THE EXERCISE – Gather every line in the records below that contains the word "Vine".

>> START DATA FOR THIS EXERCISE

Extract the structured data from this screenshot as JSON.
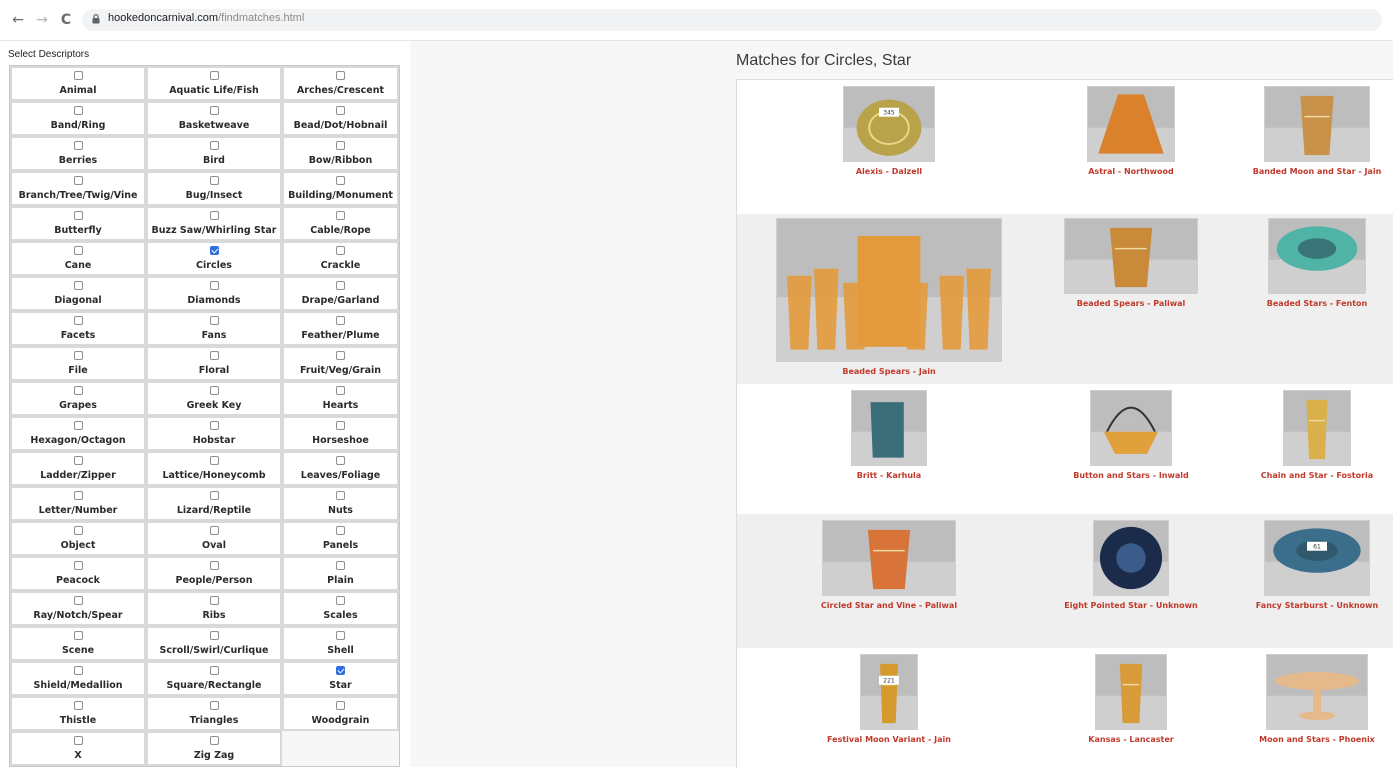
{
  "browser": {
    "back": "←",
    "forward": "→",
    "reload": "C",
    "url_host": "hookedoncarnival.com",
    "url_path": "/findmatches.html"
  },
  "descriptors": {
    "title": "Select Descriptors",
    "items": [
      {
        "label": "Animal",
        "checked": false
      },
      {
        "label": "Aquatic Life/Fish",
        "checked": false
      },
      {
        "label": "Arches/Crescent",
        "checked": false
      },
      {
        "label": "Band/Ring",
        "checked": false
      },
      {
        "label": "Basketweave",
        "checked": false
      },
      {
        "label": "Bead/Dot/Hobnail",
        "checked": false
      },
      {
        "label": "Berries",
        "checked": false
      },
      {
        "label": "Bird",
        "checked": false
      },
      {
        "label": "Bow/Ribbon",
        "checked": false
      },
      {
        "label": "Branch/Tree/Twig/Vine",
        "checked": false
      },
      {
        "label": "Bug/Insect",
        "checked": false
      },
      {
        "label": "Building/Monument",
        "checked": false
      },
      {
        "label": "Butterfly",
        "checked": false
      },
      {
        "label": "Buzz Saw/Whirling Star",
        "checked": false
      },
      {
        "label": "Cable/Rope",
        "checked": false
      },
      {
        "label": "Cane",
        "checked": false
      },
      {
        "label": "Circles",
        "checked": true
      },
      {
        "label": "Crackle",
        "checked": false
      },
      {
        "label": "Diagonal",
        "checked": false
      },
      {
        "label": "Diamonds",
        "checked": false
      },
      {
        "label": "Drape/Garland",
        "checked": false
      },
      {
        "label": "Facets",
        "checked": false
      },
      {
        "label": "Fans",
        "checked": false
      },
      {
        "label": "Feather/Plume",
        "checked": false
      },
      {
        "label": "File",
        "checked": false
      },
      {
        "label": "Floral",
        "checked": false
      },
      {
        "label": "Fruit/Veg/Grain",
        "checked": false
      },
      {
        "label": "Grapes",
        "checked": false
      },
      {
        "label": "Greek Key",
        "checked": false
      },
      {
        "label": "Hearts",
        "checked": false
      },
      {
        "label": "Hexagon/Octagon",
        "checked": false
      },
      {
        "label": "Hobstar",
        "checked": false
      },
      {
        "label": "Horseshoe",
        "checked": false
      },
      {
        "label": "Ladder/Zipper",
        "checked": false
      },
      {
        "label": "Lattice/Honeycomb",
        "checked": false
      },
      {
        "label": "Leaves/Foliage",
        "checked": false
      },
      {
        "label": "Letter/Number",
        "checked": false
      },
      {
        "label": "Lizard/Reptile",
        "checked": false
      },
      {
        "label": "Nuts",
        "checked": false
      },
      {
        "label": "Object",
        "checked": false
      },
      {
        "label": "Oval",
        "checked": false
      },
      {
        "label": "Panels",
        "checked": false
      },
      {
        "label": "Peacock",
        "checked": false
      },
      {
        "label": "People/Person",
        "checked": false
      },
      {
        "label": "Plain",
        "checked": false
      },
      {
        "label": "Ray/Notch/Spear",
        "checked": false
      },
      {
        "label": "Ribs",
        "checked": false
      },
      {
        "label": "Scales",
        "checked": false
      },
      {
        "label": "Scene",
        "checked": false
      },
      {
        "label": "Scroll/Swirl/Curlique",
        "checked": false
      },
      {
        "label": "Shell",
        "checked": false
      },
      {
        "label": "Shield/Medallion",
        "checked": false
      },
      {
        "label": "Square/Rectangle",
        "checked": false
      },
      {
        "label": "Star",
        "checked": true
      },
      {
        "label": "Thistle",
        "checked": false
      },
      {
        "label": "Triangles",
        "checked": false
      },
      {
        "label": "Woodgrain",
        "checked": false
      },
      {
        "label": "X",
        "checked": false
      },
      {
        "label": "Zig Zag",
        "checked": false
      }
    ]
  },
  "matches": {
    "title": "Matches for Circles, Star",
    "items": [
      {
        "label": "Alexis - Dalzell",
        "kind": "vase",
        "color": "#b8a24a",
        "tag": "345"
      },
      {
        "label": "Astral - Northwood",
        "kind": "shade",
        "color": "#d9822b"
      },
      {
        "label": "Banded Moon and Star - Jain",
        "kind": "tumbler",
        "color": "#c9924a"
      },
      {
        "label": "Beaded Spears - Jain",
        "kind": "set",
        "color": "#e39a3c"
      },
      {
        "label": "Beaded Spears - Paliwal",
        "kind": "tumbler",
        "color": "#c98a3a"
      },
      {
        "label": "Beaded Stars - Fenton",
        "kind": "bowl",
        "color": "#4fb3a5"
      },
      {
        "label": "Britt - Karhula",
        "kind": "pitcher",
        "color": "#3c6e7a"
      },
      {
        "label": "Button and Stars - Inwald",
        "kind": "basket",
        "color": "#e0a03a"
      },
      {
        "label": "Chain and Star - Fostoria",
        "kind": "tumbler",
        "color": "#d9b04a"
      },
      {
        "label": "Circled Star and Vine - Paliwal",
        "kind": "tumbler",
        "color": "#d8743a"
      },
      {
        "label": "Eight Pointed Star - Unknown",
        "kind": "disc",
        "color": "#1b2b4a"
      },
      {
        "label": "Fancy Starburst - Unknown",
        "kind": "bowl",
        "color": "#3a6e8a",
        "tag": "61"
      },
      {
        "label": "Festival Moon Variant - Jain",
        "kind": "tumbler",
        "color": "#d49a2e",
        "tag": "221"
      },
      {
        "label": "Kansas - Lancaster",
        "kind": "tumbler",
        "color": "#d99a3a"
      },
      {
        "label": "Moon and Stars - Phoenix",
        "kind": "compote",
        "color": "#e6b98a"
      }
    ]
  }
}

>> END DATA FOR THIS EXERCISE

ANSWER TO THE EXERCISE –
        "label": "Branch/Tree/Twig/Vine",
        "label": "Circled Star and Vine - Paliwal",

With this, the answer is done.